**WRITTEN REQUEST**
Below are some records. Count the lines with "Pradesh" in them and give nothing but the total.

**EXERCISE INPUT**
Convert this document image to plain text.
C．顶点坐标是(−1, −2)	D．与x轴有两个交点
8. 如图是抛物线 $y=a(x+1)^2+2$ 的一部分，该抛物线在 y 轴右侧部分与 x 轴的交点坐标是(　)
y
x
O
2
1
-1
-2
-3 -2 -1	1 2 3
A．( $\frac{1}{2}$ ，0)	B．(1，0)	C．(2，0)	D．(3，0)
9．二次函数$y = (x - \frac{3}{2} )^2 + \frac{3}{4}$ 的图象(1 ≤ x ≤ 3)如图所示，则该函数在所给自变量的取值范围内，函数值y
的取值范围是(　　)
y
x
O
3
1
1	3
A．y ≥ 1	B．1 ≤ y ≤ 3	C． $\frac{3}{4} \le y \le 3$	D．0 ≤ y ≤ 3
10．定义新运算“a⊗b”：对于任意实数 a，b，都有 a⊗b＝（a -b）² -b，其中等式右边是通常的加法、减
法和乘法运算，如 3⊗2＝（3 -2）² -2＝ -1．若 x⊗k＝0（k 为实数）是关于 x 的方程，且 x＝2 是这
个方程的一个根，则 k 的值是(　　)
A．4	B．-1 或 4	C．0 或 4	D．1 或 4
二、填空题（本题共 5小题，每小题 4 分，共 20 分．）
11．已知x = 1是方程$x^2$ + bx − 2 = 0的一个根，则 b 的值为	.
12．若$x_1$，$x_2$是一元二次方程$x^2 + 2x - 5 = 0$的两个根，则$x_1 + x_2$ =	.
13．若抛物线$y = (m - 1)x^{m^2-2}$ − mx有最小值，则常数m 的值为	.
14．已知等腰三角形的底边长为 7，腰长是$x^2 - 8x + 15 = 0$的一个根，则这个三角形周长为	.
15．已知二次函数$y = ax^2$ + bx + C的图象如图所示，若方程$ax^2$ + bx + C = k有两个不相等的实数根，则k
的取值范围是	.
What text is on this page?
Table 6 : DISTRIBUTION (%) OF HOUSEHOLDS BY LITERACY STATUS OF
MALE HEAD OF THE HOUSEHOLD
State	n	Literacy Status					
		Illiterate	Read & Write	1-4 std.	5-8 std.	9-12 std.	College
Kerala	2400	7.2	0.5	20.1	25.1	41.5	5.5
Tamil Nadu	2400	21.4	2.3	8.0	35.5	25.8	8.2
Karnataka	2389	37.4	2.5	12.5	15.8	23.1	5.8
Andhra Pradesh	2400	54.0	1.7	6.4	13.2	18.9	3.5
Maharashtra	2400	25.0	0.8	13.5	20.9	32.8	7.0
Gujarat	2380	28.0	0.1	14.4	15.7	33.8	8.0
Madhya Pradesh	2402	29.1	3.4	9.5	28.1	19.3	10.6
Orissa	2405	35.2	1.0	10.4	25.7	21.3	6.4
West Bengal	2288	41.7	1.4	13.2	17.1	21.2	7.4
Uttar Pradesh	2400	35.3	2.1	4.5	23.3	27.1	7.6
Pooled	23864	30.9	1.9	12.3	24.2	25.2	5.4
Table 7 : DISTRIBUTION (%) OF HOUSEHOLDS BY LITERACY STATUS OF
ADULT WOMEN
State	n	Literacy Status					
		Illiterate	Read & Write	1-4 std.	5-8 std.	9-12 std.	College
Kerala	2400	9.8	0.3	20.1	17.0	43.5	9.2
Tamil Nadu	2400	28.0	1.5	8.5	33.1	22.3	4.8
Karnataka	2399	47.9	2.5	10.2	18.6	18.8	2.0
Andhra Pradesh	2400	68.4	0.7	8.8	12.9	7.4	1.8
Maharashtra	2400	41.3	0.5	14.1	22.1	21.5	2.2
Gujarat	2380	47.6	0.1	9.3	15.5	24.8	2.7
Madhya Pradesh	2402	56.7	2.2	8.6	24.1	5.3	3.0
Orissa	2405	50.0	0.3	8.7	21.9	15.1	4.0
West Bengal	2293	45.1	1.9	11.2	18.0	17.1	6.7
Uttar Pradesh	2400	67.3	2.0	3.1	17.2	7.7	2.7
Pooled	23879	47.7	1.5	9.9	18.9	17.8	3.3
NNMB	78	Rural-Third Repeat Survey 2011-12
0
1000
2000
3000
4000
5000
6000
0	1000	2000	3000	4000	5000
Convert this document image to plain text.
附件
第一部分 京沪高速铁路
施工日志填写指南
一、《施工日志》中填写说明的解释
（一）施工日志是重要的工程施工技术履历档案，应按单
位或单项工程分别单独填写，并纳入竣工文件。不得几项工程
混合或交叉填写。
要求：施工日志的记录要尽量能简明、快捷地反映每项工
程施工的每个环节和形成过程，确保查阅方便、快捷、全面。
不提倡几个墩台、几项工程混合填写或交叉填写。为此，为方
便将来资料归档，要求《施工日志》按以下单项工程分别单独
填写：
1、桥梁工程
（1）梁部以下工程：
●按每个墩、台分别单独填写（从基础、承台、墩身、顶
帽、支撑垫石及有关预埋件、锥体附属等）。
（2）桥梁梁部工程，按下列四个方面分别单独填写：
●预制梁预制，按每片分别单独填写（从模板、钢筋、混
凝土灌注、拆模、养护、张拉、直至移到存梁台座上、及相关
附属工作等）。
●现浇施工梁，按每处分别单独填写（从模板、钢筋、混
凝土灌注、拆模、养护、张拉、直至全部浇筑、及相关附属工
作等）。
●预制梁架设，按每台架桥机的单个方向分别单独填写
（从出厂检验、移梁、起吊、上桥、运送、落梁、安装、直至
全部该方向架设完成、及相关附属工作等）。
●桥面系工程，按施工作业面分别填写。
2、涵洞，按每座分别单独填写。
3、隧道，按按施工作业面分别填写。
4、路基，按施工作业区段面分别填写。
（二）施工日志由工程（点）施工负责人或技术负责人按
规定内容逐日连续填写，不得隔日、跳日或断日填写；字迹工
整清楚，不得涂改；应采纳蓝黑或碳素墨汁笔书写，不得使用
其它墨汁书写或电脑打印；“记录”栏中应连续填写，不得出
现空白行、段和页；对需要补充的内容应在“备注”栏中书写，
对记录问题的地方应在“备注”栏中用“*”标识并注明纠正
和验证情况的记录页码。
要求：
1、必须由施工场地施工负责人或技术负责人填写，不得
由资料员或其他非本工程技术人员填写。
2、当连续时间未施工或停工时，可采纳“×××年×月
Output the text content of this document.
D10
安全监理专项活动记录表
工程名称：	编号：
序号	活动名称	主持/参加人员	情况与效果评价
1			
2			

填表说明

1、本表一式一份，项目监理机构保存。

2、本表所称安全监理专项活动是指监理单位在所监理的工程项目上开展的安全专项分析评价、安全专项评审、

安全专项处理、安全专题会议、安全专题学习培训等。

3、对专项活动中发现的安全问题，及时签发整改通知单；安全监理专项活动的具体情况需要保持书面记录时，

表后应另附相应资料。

**RESPONSE FOR THIS EXERCISE**
6